Проходя в день по 50 и более километров, немецкие подвижные соединения двигались на запад [83; 110].

К вечеру 18 мая части XV и XVI моторизованных корпусов 4-й немецкой армии вышли в район Мобёжа. В этот же день танки группы генерала Клейста сбили последние французские заслоны у Сен-Кантена. Далее на запад, кроме тыловых частей и местных небольших гарнизонов, никаких сил союзников уже не было. Немцы стремительно рвались к Ла-Маншу [25; 152], [37; 95], [83; 110].

Германское Верховное командование усиливало фланги основной наступающей группировки, т.е. группы армий «А». На направлении главного удара в сражение были введены свежие силы. Сюда перебрасывались соединения и части из групп армий «Б» и «Ц». В итоге, группа армий Рундштедта увеличилась до 71 дивизии (напомним, первоначально она включала 45 дивизий) [37; 96].

18 мая моторизованный корпус генерала Гёпнера был включён в так называемую танковую группу генерала Гота (XV и XVI моторизованные копуса). Т.е. германское командование создало и на северном фланге группы армий «А» такой же ударный танковый кулак, который действовал на южном фланге основного участка прорыва войск этой группы (речь идёт о танковой группе генерала Клейста) [37; 96].

Танковой группе Гота предписывалось наступать на Аррас. Танковой группе Клейста должна была развивать удар на Абвиль [25; 154], [37; 96], [83; 110].

В этой критической ситуации, складывающейся на фронте, Гамелен, по сути, потерял нити управления войсками и не знал, что ему предпринять. Единственное, что он сделал – обратился к французской армии с воззванием «Отечество в опасности!», подобным воззванию, с которым обратился к армии накануне битвы на Марне маршал Жоффр.

«Отечество в опасности! Войска, которые не могут продвигаться вперёд, должны скорее погибнуть на том месте, где они стоят, чем уступить хоть одну пядь французской земли, оборона которой им вверена. В этот час, как и во все исторические для родины моменты, наш девиз победить или умереть. Мы должны победить!» – призывал генерал Гамелен [83; 109].

Но, в отличие от 1914 года, зажигательные слова французского главнокомандующего не достигли цели. Главной причиной этого была в корне отличная обстановка на фронте. В начале сентября 1914 года французы хоть и отступали под давлением немцев, но им удалось сохранить целостность своего фронта. В мае 1940 года французский фронт расползался, как гнилое одеяло.

Рейно принял решение о смещении Гамелена. Ещё 16 мая он вызвал во Францию из Мадрида 83-летнего маршала Петэна, который был послом Франции в Испании, а из Бейрута – командующего французскими силами в Леванте 73-летнего генерала Вейгана. Оба военачальника отличились в ходе Первой мировой войны. И французский премьер возлагал на них определённые надежды. Петэн 18 мая был назначен вице-председателем совета министров, а Вейган 19 мая стал главнокомандующим французской армией. Был произведён ещё ряд кадровых перестановок в правительстве. Только Рейно не учёл, что оба военачальника уже не те, что были в годы Первой мировой войны. И Петэна, и Вейгана отличала крайняя реакционность взглядов. Они оба поддерживали связи с французскими фашистами и были убеждены в необходимости заключения скорейшего мира с Германией, другими словами, стояли на пораженческих позициях [37; 95 – 96].

————————

Поставленная задача 1
Перепишите строки листинга от строки с «Identify all the» до строки с «cell-article[interactable]: 3149902, 3149900» включительно, поменяв «подсветки» на «освещения»; всё остальное оставьте без изменений.

————————

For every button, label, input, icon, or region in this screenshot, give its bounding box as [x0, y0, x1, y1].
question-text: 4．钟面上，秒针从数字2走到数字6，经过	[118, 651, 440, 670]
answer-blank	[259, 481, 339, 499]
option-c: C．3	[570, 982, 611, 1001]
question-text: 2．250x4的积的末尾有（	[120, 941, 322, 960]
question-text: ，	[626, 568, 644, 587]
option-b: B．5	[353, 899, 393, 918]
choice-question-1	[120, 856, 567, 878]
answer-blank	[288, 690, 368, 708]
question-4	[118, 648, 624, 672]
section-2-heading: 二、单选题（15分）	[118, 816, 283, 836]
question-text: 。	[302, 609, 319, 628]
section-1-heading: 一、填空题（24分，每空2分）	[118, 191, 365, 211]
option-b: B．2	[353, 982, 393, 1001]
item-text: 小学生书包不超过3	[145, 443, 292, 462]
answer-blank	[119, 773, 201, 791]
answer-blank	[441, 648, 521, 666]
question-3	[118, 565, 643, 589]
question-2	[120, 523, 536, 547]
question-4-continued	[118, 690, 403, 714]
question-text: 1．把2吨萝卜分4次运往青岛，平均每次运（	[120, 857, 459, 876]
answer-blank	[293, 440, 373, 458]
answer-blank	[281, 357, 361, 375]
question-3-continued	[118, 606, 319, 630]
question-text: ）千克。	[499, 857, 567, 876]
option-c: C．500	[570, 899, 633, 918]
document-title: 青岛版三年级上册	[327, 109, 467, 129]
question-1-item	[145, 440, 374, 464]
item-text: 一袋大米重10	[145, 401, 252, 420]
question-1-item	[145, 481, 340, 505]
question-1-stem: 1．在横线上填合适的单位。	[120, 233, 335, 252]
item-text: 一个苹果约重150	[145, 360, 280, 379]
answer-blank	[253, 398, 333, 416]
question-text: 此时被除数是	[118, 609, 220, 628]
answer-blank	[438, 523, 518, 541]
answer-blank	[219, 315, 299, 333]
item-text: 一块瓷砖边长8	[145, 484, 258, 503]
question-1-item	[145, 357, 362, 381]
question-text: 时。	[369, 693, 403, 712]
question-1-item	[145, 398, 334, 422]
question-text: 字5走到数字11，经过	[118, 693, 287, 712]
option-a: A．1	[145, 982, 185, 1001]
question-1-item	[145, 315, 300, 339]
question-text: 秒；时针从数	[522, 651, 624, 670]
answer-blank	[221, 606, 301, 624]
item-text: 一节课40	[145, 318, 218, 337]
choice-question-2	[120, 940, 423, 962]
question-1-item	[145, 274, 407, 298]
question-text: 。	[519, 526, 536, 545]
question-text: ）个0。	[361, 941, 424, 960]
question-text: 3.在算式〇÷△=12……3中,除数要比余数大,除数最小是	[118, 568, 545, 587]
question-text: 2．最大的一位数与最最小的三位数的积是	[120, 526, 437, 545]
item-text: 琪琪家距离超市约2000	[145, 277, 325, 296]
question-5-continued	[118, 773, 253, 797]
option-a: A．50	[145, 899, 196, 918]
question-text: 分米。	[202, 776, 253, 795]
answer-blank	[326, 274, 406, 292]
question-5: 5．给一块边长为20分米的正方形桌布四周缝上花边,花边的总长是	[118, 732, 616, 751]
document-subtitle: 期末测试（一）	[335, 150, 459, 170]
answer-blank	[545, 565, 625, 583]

————————

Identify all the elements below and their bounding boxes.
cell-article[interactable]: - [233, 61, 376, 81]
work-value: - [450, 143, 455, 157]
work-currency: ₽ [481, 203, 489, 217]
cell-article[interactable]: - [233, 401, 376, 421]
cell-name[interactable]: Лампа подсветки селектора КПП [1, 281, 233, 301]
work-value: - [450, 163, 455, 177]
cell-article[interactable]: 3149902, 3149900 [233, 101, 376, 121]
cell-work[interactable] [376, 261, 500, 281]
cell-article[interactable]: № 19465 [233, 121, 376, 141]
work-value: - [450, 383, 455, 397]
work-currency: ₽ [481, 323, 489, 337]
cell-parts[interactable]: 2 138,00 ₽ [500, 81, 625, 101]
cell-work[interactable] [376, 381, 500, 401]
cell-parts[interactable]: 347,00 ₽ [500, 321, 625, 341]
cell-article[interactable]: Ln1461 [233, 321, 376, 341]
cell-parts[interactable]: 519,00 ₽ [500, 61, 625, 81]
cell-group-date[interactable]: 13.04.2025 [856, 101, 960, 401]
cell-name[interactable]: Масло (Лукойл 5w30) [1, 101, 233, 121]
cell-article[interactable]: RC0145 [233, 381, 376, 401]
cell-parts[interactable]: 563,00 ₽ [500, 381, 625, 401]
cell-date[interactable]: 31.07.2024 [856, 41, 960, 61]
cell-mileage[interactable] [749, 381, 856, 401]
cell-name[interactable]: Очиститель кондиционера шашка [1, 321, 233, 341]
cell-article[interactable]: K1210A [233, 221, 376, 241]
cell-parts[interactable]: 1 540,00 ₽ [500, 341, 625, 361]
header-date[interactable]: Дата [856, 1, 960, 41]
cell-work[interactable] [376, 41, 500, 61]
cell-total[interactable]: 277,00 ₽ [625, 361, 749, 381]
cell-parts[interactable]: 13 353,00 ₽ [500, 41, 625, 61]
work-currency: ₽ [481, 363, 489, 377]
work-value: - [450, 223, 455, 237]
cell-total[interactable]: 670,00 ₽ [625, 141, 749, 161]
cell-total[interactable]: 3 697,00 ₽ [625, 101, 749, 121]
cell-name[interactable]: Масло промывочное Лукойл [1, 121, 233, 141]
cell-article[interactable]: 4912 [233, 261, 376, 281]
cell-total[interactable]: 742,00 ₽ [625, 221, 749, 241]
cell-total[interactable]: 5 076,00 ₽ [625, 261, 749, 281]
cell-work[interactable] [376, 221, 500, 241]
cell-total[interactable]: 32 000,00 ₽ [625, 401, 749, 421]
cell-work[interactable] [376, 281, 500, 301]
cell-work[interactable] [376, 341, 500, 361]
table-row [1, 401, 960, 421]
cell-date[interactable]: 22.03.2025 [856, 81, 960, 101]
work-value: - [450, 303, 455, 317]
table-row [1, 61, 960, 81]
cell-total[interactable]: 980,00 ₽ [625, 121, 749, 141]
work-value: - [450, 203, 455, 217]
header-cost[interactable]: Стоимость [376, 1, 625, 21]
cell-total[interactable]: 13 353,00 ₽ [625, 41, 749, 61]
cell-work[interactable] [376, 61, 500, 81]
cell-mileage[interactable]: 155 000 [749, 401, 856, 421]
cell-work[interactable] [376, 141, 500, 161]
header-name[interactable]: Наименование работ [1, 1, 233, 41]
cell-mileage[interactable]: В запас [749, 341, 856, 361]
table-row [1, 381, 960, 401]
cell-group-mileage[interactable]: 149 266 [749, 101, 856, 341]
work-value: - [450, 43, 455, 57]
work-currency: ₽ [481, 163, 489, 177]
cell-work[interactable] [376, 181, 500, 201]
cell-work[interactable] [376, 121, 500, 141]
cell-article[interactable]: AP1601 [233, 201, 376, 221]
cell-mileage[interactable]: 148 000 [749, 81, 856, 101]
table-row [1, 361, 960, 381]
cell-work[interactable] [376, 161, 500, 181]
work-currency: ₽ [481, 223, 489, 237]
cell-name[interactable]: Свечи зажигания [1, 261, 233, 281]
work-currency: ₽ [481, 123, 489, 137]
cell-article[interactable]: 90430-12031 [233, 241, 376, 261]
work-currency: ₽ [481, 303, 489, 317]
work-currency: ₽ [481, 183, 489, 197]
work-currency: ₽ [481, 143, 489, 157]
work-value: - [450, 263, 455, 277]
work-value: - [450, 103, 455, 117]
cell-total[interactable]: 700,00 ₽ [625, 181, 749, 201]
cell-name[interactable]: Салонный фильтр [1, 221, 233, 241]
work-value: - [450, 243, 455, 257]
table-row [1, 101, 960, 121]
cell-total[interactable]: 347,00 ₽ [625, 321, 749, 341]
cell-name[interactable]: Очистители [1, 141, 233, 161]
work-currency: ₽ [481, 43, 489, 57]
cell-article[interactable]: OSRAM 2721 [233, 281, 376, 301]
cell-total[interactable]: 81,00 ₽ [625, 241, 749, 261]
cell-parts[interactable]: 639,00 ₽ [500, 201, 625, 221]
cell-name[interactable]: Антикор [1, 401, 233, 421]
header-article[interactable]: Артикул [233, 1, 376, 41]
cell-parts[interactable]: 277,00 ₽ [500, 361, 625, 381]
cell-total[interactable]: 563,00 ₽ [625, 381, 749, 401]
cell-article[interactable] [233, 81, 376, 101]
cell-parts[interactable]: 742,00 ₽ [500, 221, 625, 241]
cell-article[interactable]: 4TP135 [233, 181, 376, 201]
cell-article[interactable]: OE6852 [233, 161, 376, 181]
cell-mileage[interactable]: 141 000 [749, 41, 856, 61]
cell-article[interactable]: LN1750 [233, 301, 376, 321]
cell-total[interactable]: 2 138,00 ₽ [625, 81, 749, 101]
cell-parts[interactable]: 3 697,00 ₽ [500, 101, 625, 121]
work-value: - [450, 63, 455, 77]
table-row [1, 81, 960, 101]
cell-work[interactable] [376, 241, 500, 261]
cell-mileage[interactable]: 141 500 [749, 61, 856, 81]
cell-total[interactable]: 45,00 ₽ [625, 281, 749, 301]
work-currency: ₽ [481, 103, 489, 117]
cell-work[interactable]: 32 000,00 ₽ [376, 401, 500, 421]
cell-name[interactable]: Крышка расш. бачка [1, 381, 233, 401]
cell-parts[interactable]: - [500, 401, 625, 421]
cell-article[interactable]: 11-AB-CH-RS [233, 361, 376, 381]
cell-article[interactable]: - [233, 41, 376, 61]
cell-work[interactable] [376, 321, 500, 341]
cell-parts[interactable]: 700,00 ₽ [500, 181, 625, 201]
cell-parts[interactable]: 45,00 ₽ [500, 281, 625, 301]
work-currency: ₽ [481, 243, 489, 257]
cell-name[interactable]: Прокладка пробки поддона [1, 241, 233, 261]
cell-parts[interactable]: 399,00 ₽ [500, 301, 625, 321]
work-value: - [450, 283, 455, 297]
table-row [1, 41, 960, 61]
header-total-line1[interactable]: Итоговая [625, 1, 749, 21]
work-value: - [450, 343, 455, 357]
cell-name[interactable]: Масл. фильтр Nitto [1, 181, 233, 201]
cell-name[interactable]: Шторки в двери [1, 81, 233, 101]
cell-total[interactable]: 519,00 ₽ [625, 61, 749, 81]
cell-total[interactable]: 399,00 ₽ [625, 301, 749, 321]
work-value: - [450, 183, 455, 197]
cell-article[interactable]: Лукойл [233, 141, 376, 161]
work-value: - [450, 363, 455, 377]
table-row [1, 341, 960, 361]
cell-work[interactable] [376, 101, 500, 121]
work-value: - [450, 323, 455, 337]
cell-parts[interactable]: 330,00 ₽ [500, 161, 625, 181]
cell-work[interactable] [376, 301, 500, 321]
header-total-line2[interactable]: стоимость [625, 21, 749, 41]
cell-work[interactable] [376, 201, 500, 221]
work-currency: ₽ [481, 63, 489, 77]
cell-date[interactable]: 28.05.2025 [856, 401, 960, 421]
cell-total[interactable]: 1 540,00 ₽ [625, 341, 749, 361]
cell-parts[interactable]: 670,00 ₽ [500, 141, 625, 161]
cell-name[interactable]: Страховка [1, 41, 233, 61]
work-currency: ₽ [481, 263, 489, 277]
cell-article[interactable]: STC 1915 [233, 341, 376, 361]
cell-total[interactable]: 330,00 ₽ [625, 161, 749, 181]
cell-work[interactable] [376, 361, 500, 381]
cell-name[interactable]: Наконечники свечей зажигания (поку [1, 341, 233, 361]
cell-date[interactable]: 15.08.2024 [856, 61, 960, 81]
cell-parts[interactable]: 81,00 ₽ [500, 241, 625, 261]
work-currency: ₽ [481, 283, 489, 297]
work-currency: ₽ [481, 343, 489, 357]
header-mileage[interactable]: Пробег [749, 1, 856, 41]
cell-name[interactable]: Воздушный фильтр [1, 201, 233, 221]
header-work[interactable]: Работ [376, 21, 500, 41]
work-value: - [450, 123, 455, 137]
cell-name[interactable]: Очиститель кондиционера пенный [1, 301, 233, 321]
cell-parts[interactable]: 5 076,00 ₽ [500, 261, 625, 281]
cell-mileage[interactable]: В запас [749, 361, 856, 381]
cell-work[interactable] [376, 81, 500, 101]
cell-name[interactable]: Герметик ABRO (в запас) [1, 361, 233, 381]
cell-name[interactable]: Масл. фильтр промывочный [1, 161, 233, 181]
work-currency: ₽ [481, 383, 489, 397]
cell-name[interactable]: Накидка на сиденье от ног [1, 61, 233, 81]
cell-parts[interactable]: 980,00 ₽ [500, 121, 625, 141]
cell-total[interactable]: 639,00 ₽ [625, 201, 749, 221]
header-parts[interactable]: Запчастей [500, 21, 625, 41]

————————

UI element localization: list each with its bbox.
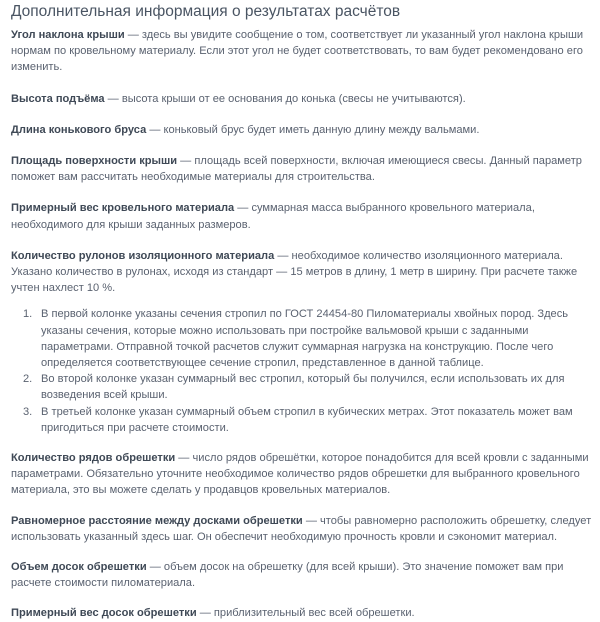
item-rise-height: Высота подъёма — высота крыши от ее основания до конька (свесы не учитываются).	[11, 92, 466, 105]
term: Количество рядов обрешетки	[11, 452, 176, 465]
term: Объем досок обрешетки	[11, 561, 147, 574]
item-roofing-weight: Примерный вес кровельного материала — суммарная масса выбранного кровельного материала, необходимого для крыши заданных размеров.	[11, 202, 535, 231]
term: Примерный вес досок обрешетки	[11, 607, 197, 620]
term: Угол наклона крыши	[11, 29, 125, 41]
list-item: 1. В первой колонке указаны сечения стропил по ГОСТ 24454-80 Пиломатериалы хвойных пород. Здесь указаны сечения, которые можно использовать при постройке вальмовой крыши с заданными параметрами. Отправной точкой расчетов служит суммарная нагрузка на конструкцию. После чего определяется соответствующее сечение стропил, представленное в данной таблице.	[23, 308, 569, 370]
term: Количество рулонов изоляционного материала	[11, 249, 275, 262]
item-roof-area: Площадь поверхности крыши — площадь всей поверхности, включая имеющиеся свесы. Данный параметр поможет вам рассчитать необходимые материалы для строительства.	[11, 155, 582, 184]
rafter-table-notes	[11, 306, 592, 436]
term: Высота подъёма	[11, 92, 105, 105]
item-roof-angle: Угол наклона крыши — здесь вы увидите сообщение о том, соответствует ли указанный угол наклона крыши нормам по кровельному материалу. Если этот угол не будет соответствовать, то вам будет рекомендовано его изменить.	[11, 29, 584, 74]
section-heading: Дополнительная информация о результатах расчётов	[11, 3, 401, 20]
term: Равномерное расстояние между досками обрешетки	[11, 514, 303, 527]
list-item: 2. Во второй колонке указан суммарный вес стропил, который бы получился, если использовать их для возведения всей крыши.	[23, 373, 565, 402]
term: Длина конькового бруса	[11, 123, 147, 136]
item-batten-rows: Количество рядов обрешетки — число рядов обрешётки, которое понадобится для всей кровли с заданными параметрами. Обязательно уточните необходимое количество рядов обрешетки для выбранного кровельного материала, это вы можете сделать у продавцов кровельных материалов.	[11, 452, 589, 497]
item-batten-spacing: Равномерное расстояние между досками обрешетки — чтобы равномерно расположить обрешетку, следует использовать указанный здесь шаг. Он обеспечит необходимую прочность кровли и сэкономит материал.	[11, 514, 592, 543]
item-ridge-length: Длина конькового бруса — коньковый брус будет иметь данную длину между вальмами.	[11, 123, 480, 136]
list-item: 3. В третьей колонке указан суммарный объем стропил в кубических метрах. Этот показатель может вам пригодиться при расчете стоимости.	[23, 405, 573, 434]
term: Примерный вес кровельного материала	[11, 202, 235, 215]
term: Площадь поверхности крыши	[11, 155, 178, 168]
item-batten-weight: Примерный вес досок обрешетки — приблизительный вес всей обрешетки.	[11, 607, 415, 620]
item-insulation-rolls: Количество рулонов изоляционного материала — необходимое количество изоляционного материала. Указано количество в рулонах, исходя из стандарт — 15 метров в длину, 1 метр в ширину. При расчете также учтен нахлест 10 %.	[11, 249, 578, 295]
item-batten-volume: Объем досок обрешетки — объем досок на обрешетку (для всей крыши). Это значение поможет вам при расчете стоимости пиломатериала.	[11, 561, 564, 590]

————————

Поставленная задача 2
Продолжите фрагмент о боях во Франции в мае 1940 года с того места, где он заканчивается.

Правильный ответ 1
Identify all the elements below and their bounding boxes.
cell-article[interactable]: - [233, 61, 376, 81]
work-value: - [450, 143, 455, 157]
work-currency: ₽ [481, 203, 489, 217]
cell-article[interactable]: - [233, 401, 376, 421]
cell-name[interactable]: Лампа освещения селектора КПП [1, 281, 233, 301]
work-value: - [450, 163, 455, 177]
cell-article[interactable]: 3149902, 3149900 [233, 101, 376, 121]

Правильный ответ 2
Перед своим уходом Гамелен издал «Личную и секретную инструкцию № 12». Она начиналась довольно странными, на первый взгляд, для главнокомандующего словами: «Не желая вмешиваться в руководство происходящим сражением, которое осуществляется командующим Северо-Восточным фронтом, и одобряя все принятые им решения, я считаю…» [37; 96]. Можно, конечно, вслед за некоторыми историками, утверждать, что подобными формулировками Гамелен перекладывал всю ответственность за события на фронте на генерала Жоржа, но мы этого делать не будем [37; 96]. Не испытывая симпатий к Гамелену и не предпринимая попыток оправдать его провал как военачальника, всё-таки будем справедливы: Гамелен не мог применить директивных формулировок в «…инструкции № 12», ибо издавал её, уже зная о своей отставке, т.е. будучи, фактически, частным лицом, а не главнокомандующим армией. Потому-то он и назвал инструкцию личной. Другими словами, она не могла быть ничем иным, как рекомендацией. Таковой она и являлась. Что рекомендовал Гамелен? По его мнению, нужно было первым делом предотвратить окружение союзных армий в Бельгии. Исходя из того, что широкая брешь уже не могла быть закрыта фронтальным ударом, он полагал необходимым перейти к наступательным действиям с севера и юга. 1-я группа французских армий, с которой отступала и бельгийская армия, отходя за Шельду, должна была создать северную ударную группировку. С юга удар должны были наносить вновь созданная 6-я армия и спешно создаваемая левее её 7-я армия. Исходным пунктом для основного удара с севера должен был стать Аррас, с юга – Перрон. Расстояние между этими двумя городами всего 40 километров. И, казалось бы, подобное контрнаступление имеет шансы на успех [83; 110 – 111].

Что-то другое в складывающейся ситуации предложить было трудно. Тем более, что определённые шаги в направлении создания союзных ударных группировок уже делались. На севере англичане, отойдя за Шельду, уже 19 мая спешно организовали позицию от Динана до Арраса, которая и могла стать опорным пунктом для сосредоточения ударной группировки. Мы уже знаем, что благодаря героическим действиям 4-й бронетанковой дивизии полковника де Голля, задержавшей продвижение немцев под Лаоном практически на три дня, 6-я французская армия смогла занять позиции по каналу Уаза – Эна. Северо-западнее её, по Сомме, занимали позиции части, организационно вошедшие в 7-ю армию [83; 110 – 111].

Однако пока политики в Париже занимались «перетряской» правительства, а уходящий в отставку главнокомандующий составлял свои рекомендации, немцы продолжали стремительно наступать к Ла-Маншу.

Уже утром 20 мая части XIX моторизованного корпуса Гудериана заняли Амьен, а вечером этого же дня – Абвиль. Ночью с 20 на 21 мая немцы вышли к побережью Ла-Манша [25; 153 – 154], [37; 96].

21 мая моторизованные корпуса группы Клейста получили приказы развернуться на север и северо-восток и наступать на Булонь, Кале, Сент-Омер и Дюнкерк [25; 155], [37; 96], [83; 113 – 114].

Выход танковых и моторизованных соединений 12-й немецкой армии к морскому побережью означал рассечение сил союзников – англо-франко-бельгийские войска в Бельгии оказывались отрезанными от французских войск, занимающих позиции южнее Соммы и по каналу Уаза – Эна. Рекомендации Гамелена, не успев даже превратиться в конкретный план, явно запаздывали.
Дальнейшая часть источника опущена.